## Problem requirements:
This task calls for copying each line below that contains "connection".

** Opening Records for the exercise block **

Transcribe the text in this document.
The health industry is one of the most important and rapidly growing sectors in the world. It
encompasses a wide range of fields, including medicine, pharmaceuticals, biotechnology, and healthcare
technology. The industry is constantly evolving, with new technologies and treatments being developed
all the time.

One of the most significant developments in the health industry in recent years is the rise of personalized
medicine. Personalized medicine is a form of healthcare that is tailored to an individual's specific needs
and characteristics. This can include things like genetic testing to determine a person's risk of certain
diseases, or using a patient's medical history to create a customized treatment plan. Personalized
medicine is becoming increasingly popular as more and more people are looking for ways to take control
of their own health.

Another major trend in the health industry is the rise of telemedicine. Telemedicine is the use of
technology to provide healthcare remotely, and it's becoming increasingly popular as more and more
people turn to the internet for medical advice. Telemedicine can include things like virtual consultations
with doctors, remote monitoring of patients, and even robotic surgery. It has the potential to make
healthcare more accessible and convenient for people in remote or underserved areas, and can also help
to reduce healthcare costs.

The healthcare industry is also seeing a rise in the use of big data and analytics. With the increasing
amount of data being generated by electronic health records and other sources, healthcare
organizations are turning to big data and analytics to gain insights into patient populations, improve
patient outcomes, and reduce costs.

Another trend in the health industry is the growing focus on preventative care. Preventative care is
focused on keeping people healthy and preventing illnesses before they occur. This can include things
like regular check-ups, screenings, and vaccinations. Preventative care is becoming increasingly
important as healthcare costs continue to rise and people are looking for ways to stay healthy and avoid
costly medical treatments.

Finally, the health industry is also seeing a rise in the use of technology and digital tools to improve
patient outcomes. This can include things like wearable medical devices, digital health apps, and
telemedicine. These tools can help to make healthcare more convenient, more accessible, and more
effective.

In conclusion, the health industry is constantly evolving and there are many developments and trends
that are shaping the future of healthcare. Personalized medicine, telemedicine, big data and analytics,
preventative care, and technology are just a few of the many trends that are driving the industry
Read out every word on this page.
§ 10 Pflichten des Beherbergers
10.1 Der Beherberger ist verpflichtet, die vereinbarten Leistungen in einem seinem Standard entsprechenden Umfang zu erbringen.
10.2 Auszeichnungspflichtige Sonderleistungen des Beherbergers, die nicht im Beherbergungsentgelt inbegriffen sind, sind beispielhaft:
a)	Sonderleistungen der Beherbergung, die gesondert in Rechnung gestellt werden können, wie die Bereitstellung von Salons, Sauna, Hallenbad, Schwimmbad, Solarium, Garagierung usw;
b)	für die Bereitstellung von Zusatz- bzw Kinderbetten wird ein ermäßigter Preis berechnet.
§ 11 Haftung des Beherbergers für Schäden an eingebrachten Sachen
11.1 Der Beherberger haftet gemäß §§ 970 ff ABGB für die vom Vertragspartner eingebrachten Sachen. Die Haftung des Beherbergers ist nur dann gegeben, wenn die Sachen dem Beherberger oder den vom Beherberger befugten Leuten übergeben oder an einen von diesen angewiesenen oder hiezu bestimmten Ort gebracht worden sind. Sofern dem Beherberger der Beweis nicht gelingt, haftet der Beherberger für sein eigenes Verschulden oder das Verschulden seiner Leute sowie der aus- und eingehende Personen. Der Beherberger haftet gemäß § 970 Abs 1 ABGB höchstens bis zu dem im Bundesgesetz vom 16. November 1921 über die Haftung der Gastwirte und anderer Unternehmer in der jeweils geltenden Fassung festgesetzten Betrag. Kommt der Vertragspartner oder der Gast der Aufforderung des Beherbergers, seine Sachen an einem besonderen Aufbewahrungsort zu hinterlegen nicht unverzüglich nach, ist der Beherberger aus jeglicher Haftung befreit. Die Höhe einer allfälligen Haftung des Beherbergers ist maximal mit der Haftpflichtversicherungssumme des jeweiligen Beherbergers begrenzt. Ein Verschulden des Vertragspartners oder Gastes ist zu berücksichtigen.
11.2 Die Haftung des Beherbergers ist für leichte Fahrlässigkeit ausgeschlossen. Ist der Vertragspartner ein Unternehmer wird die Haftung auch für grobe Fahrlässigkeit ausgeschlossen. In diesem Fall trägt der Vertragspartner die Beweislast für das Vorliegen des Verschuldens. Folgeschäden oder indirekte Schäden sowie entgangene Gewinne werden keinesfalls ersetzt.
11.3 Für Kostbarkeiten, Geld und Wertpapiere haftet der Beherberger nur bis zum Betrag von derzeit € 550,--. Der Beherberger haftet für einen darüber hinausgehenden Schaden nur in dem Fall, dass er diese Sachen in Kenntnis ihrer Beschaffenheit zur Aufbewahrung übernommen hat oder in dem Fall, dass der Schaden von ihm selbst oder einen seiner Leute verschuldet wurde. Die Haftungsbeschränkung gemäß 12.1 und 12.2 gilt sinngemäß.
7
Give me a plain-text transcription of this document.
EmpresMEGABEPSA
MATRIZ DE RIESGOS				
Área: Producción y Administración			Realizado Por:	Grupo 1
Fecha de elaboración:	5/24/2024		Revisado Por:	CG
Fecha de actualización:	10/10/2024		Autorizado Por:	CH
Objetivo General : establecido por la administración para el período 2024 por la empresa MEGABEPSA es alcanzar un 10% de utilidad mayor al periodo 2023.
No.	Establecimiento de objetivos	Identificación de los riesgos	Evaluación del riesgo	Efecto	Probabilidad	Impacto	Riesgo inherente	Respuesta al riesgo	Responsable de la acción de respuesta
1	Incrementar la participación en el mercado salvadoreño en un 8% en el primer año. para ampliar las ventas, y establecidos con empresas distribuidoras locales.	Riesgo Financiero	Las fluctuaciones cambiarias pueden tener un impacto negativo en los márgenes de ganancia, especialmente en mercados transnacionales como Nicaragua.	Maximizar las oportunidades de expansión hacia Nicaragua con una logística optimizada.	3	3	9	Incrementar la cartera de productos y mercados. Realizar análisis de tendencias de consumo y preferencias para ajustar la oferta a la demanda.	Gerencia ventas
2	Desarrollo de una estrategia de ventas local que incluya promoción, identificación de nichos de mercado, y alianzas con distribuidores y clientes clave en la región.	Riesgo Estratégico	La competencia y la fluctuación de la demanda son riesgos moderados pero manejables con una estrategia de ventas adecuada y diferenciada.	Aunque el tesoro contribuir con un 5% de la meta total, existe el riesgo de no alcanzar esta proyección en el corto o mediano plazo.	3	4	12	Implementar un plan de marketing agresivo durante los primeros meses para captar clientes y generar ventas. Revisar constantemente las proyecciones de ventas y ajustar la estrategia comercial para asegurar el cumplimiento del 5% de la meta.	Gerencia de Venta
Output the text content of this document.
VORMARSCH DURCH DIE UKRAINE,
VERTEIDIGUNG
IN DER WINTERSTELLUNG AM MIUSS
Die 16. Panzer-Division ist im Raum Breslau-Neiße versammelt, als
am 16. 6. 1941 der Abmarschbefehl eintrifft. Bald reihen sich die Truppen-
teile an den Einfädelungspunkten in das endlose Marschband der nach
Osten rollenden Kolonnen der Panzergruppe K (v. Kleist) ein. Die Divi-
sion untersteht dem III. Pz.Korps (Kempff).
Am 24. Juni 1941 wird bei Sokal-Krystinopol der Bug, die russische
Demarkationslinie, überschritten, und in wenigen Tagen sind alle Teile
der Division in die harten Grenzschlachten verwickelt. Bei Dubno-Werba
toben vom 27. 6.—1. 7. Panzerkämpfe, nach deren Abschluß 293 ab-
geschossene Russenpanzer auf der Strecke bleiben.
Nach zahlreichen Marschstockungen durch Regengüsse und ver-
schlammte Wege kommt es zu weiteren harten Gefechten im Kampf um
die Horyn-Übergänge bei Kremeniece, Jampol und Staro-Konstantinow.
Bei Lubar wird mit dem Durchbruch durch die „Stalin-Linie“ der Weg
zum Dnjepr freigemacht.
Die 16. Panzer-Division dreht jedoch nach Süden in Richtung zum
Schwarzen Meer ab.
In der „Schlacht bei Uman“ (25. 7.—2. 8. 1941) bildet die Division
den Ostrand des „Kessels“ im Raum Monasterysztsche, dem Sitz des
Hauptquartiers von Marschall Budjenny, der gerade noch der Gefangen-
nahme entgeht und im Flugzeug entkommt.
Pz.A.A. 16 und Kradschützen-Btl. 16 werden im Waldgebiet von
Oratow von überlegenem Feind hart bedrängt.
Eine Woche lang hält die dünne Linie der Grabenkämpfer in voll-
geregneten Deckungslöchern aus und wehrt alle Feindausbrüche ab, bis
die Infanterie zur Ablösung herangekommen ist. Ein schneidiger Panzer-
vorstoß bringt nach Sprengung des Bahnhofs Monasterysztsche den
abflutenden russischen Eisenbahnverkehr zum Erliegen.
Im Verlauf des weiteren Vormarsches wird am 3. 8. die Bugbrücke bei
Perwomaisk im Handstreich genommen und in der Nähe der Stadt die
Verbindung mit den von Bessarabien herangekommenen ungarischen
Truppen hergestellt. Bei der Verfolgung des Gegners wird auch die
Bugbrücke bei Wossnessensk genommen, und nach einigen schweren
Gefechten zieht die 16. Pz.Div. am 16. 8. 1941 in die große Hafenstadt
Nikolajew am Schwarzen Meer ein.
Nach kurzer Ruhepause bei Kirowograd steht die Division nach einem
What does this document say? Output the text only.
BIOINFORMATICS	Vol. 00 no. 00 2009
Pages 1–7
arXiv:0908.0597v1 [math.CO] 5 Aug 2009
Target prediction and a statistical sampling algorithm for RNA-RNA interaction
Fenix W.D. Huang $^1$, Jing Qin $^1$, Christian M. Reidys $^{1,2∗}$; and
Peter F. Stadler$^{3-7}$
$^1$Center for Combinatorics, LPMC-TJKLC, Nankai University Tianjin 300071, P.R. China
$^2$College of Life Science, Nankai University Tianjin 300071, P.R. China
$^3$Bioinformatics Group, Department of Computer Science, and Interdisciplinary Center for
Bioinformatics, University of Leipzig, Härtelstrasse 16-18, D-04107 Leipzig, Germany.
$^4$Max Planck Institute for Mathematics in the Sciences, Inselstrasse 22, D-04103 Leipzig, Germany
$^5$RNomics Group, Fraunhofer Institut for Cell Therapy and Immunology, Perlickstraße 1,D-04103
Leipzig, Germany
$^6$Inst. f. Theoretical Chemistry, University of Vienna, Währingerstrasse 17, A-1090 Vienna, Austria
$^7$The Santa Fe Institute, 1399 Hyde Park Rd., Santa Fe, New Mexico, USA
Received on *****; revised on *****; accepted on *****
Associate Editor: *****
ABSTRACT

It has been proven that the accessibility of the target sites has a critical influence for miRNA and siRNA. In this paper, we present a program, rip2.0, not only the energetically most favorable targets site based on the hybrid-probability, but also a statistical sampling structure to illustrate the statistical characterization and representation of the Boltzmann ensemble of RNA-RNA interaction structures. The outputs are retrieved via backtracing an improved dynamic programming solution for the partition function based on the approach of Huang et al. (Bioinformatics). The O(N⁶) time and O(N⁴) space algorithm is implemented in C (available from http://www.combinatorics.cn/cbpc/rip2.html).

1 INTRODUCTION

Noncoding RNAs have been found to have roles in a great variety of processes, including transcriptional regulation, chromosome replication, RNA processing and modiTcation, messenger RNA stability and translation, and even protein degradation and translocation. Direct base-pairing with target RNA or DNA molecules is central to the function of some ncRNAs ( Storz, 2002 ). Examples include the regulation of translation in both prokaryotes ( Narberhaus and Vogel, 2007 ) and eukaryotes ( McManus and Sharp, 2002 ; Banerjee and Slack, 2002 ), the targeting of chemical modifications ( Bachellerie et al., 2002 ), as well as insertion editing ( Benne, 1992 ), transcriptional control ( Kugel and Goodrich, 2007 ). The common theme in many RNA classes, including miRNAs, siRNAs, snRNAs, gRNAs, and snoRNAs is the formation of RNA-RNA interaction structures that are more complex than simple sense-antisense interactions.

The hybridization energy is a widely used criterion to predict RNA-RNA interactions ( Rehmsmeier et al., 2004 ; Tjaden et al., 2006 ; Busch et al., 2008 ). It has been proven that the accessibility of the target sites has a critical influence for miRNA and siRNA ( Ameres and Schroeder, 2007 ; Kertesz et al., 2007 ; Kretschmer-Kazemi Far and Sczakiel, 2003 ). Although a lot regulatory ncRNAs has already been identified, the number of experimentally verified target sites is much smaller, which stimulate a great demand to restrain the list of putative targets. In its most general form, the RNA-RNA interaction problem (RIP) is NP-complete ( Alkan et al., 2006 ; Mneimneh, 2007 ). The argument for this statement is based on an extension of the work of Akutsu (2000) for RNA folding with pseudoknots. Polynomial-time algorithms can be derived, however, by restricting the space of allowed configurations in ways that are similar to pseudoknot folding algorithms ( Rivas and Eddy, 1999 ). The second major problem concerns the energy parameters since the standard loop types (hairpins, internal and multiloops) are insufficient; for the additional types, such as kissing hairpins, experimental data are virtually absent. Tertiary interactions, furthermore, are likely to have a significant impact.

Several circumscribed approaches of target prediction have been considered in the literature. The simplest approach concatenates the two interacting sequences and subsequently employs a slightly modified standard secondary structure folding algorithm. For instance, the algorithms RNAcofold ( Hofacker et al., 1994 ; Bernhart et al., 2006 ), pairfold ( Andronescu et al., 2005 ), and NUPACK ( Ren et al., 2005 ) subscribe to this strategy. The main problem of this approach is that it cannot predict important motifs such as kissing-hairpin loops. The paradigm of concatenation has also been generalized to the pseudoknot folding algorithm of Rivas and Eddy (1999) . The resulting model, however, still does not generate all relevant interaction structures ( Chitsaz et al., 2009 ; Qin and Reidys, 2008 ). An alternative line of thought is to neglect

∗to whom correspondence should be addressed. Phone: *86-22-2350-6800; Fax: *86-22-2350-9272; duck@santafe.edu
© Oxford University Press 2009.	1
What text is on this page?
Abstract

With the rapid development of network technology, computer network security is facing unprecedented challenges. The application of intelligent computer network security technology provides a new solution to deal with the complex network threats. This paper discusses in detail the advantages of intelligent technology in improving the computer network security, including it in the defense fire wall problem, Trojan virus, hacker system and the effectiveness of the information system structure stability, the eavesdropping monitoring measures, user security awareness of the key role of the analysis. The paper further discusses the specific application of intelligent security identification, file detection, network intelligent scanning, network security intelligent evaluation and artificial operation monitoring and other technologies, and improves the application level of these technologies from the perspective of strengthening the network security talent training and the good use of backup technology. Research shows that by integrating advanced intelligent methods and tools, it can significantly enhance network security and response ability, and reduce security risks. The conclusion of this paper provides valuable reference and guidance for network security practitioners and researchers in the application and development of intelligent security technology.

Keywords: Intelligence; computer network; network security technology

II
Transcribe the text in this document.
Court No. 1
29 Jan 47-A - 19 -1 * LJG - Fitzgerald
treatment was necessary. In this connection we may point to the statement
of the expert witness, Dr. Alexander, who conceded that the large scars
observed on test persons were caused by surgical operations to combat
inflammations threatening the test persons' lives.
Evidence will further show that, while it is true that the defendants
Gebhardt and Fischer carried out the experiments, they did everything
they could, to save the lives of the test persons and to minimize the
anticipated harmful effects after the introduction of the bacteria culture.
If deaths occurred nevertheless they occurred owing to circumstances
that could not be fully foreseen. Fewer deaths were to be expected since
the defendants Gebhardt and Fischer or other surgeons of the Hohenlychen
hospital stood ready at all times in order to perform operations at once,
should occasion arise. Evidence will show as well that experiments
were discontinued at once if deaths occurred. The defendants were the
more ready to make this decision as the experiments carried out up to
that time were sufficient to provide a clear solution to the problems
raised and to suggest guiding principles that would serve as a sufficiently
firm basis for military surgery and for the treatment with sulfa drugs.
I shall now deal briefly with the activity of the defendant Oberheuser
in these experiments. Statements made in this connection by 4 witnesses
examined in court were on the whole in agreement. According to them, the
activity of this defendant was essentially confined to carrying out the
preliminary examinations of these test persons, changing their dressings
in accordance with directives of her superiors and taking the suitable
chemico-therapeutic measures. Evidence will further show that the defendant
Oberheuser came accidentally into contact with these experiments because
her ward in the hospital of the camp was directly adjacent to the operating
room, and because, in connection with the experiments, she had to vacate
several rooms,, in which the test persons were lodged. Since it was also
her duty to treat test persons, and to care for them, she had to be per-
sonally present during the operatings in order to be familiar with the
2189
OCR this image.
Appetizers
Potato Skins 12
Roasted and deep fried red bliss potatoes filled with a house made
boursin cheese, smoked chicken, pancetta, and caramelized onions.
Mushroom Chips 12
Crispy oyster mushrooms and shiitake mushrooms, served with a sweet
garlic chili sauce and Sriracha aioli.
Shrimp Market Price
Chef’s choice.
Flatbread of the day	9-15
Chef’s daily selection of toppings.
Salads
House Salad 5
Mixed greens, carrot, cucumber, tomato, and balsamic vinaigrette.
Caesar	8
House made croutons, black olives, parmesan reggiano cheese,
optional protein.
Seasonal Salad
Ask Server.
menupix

** Closing Records for the exercise block **

## Output of the exercise:
treatment was necessary. In this connection we may point to the statement
in these experiments. Statements made in this connection by 4 witnesses
room, and because, in connection with the experiments, she had to vacate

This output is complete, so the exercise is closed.